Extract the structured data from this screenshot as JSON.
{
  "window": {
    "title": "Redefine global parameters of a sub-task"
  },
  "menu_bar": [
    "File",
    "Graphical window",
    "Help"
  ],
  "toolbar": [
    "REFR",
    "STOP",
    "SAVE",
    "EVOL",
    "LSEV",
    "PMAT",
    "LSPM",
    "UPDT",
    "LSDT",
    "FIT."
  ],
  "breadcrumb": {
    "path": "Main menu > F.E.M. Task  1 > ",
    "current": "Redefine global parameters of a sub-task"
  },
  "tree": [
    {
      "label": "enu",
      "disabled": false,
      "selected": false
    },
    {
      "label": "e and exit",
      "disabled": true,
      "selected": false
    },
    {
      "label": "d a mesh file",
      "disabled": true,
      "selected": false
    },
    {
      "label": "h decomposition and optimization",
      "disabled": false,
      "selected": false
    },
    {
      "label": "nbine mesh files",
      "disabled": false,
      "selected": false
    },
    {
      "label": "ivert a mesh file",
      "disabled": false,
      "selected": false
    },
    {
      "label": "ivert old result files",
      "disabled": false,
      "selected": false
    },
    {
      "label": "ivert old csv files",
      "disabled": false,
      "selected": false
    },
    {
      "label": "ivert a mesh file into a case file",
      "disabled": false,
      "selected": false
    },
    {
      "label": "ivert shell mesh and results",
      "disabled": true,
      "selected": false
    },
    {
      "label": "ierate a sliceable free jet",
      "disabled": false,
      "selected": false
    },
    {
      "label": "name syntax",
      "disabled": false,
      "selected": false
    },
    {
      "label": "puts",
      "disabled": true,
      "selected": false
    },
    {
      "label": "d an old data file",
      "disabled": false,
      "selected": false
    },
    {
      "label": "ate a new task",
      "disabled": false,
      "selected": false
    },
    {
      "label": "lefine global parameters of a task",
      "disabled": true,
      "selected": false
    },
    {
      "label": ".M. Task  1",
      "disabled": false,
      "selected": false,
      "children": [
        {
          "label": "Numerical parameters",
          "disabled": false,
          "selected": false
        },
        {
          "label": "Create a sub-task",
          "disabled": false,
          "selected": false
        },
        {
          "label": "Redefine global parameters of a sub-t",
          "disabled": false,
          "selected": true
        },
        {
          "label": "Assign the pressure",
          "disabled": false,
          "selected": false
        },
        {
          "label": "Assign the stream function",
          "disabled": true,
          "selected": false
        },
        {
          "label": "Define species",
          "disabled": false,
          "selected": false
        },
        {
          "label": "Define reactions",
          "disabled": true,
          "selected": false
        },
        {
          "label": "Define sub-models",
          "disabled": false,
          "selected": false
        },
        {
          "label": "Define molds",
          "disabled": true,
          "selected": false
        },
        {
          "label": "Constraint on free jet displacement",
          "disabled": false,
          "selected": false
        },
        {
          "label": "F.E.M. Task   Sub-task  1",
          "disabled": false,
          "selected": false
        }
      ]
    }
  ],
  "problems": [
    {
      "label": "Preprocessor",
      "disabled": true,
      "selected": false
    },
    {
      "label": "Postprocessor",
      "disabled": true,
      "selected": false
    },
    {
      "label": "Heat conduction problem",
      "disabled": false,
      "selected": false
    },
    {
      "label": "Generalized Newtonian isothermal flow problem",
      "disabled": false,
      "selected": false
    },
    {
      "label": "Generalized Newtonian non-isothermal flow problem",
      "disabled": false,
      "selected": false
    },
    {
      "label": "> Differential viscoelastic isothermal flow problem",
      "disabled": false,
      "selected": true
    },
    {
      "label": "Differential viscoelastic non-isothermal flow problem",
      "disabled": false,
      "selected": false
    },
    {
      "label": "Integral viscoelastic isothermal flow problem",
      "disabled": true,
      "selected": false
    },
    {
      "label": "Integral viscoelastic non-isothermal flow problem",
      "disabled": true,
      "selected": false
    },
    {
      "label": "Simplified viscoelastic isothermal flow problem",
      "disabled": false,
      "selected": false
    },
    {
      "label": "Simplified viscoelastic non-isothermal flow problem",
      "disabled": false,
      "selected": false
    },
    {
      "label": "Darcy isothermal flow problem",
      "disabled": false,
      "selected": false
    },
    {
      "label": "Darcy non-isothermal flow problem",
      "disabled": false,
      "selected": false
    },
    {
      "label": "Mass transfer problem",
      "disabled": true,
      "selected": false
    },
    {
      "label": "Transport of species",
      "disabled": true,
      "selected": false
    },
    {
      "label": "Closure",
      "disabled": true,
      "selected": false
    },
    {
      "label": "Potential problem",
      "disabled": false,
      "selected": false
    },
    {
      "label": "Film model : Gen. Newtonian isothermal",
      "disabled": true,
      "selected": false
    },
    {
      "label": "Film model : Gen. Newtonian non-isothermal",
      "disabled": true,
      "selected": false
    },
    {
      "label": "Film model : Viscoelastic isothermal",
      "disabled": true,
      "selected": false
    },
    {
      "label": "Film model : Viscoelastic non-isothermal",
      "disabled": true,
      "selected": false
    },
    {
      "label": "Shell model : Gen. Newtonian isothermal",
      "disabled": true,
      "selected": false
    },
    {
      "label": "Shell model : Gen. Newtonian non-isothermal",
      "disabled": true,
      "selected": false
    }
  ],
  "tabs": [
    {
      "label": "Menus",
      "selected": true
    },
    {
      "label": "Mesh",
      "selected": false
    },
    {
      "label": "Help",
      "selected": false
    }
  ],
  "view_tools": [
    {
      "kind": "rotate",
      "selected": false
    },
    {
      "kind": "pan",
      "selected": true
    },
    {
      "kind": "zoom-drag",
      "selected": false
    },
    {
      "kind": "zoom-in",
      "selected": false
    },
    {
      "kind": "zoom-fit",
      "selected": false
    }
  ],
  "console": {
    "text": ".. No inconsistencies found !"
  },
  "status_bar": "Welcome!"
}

◆ **Exercise aim**: Provide all the records again, word for word.

◆ **Output for this task**:
Extract the structured data from this screenshot as JSON.
{
  "window": {
    "title": "Redefine global parameters of a sub-task"
  },
  "menu_bar": [
    "File",
    "Graphical window",
    "Help"
  ],
  "toolbar": [
    "REFR",
    "STOP",
    "SAVE",
    "EVOL",
    "LSEV",
    "PMAT",
    "LSPM",
    "UPDT",
    "LSDT",
    "FIT."
  ],
  "breadcrumb": {
    "path": "Main menu > F.E.M. Task  1 > ",
    "current": "Redefine global parameters of a sub-task"
  },
  "tree": [
    {
      "label": "enu",
      "disabled": false,
      "selected": false
    },
    {
      "label": "e and exit",
      "disabled": true,
      "selected": false
    },
    {
      "label": "d a mesh file",
      "disabled": true,
      "selected": false
    },
    {
      "label": "h decomposition and optimization",
      "disabled": false,
      "selected": false
    },
    {
      "label": "nbine mesh files",
      "disabled": false,
      "selected": false
    },
    {
      "label": "ivert a mesh file",
      "disabled": false,
      "selected": false
    },
    {
      "label": "ivert old result files",
      "disabled": false,
      "selected": false
    },
    {
      "label": "ivert old csv files",
      "disabled": false,
      "selected": false
    },
    {
      "label": "ivert a mesh file into a case file",
      "disabled": false,
      "selected": false
    },
    {
      "label": "ivert shell mesh and results",
      "disabled": true,
      "selected": false
    },
    {
      "label": "ierate a sliceable free jet",
      "disabled": false,
      "selected": false
    },
    {
      "label": "name syntax",
      "disabled": false,
      "selected": false
    },
    {
      "label": "puts",
      "disabled": true,
      "selected": false
    },
    {
      "label": "d an old data file",
      "disabled": false,
      "selected": false
    },
    {
      "label": "ate a new task",
      "disabled": false,
      "selected": false
    },
    {
      "label": "lefine global parameters of a task",
      "disabled": true,
      "selected": false
    },
    {
      "label": ".M. Task  1",
      "disabled": false,
      "selected": false,
      "children": [
        {
          "label": "Numerical parameters",
          "disabled": false,
          "selected": false
        },
        {
          "label": "Create a sub-task",
          "disabled": false,
          "selected": false
        },
        {
          "label": "Redefine global parameters of a sub-t",
          "disabled": false,
          "selected": true
        },
        {
          "label": "Assign the pressure",
          "disabled": false,
          "selected": false
        },
        {
          "label": "Assign the stream function",
          "disabled": true,
          "selected": false
        },
        {
          "label": "Define species",
          "disabled": false,
          "selected": false
        },
        {
          "label": "Define reactions",
          "disabled": true,
          "selected": false
        },
        {
          "label": "Define sub-models",
          "disabled": false,
          "selected": false
        },
        {
          "label": "Define molds",
          "disabled": true,
          "selected": false
        },
        {
          "label": "Constraint on free jet displacement",
          "disabled": false,
          "selected": false
        },
        {
          "label": "F.E.M. Task   Sub-task  1",
          "disabled": false,
          "selected": false
        }
      ]
    }
  ],
  "problems": [
    {
      "label": "Preprocessor",
      "disabled": true,
      "selected": false
    },
    {
      "label": "Postprocessor",
      "disabled": true,
      "selected": false
    },
    {
      "label": "Heat conduction problem",
      "disabled": false,
      "selected": false
    },
    {
      "label": "Generalized Newtonian isothermal flow problem",
      "disabled": false,
      "selected": false
    },
    {
      "label": "Generalized Newtonian non-isothermal flow problem",
      "disabled": false,
      "selected": false
    },
    {
      "label": "> Differential viscoelastic isothermal flow problem",
      "disabled": false,
      "selected": true
    },
    {
      "label": "Differential viscoelastic non-isothermal flow problem",
      "disabled": false,
      "selected": false
    },
    {
      "label": "Integral viscoelastic isothermal flow problem",
      "disabled": true,
      "selected": false
    },
    {
      "label": "Integral viscoelastic non-isothermal flow problem",
      "disabled": true,
      "selected": false
    },
    {
      "label": "Simplified viscoelastic isothermal flow problem",
      "disabled": false,
      "selected": false
    },
    {
      "label": "Simplified viscoelastic non-isothermal flow problem",
      "disabled": false,
      "selected": false
    },
    {
      "label": "Darcy isothermal flow problem",
      "disabled": false,
      "selected": false
    },
    {
      "label": "Darcy non-isothermal flow problem",
      "disabled": false,
      "selected": false
    },
    {
      "label": "Mass transfer problem",
      "disabled": true,
      "selected": false
    },
    {
      "label": "Transport of species",
      "disabled": true,
      "selected": false
    },
    {
      "label": "Closure",
      "disabled": true,
      "selected": false
    },
    {
      "label": "Potential problem",
      "disabled": false,
      "selected": false
    },
    {
      "label": "Film model : Gen. Newtonian isothermal",
      "disabled": true,
      "selected": false
    },
    {
      "label": "Film model : Gen. Newtonian non-isothermal",
      "disabled": true,
      "selected": false
    },
    {
      "label": "Film model : Viscoelastic isothermal",
      "disabled": true,
      "selected": false
    },
    {
      "label": "Film model : Viscoelastic non-isothermal",
      "disabled": true,
      "selected": false
    },
    {
      "label": "Shell model : Gen. Newtonian isothermal",
      "disabled": true,
      "selected": false
    },
    {
      "label": "Shell model : Gen. Newtonian non-isothermal",
      "disabled": true,
      "selected": false
    }
  ],
  "tabs": [
    {
      "label": "Menus",
      "selected": true
    },
    {
      "label": "Mesh",
      "selected": false
    },
    {
      "label": "Help",
      "selected": false
    }
  ],
  "view_tools": [
    {
      "kind": "rotate",
      "selected": false
    },
    {
      "kind": "pan",
      "selected": true
    },
    {
      "kind": "zoom-drag",
      "selected": false
    },
    {
      "kind": "zoom-in",
      "selected": false
    },
    {
      "kind": "zoom-fit",
      "selected": false
    }
  ],
  "console": {
    "text": ".. No inconsistencies found !"
  },
  "status_bar": "Welcome!"
}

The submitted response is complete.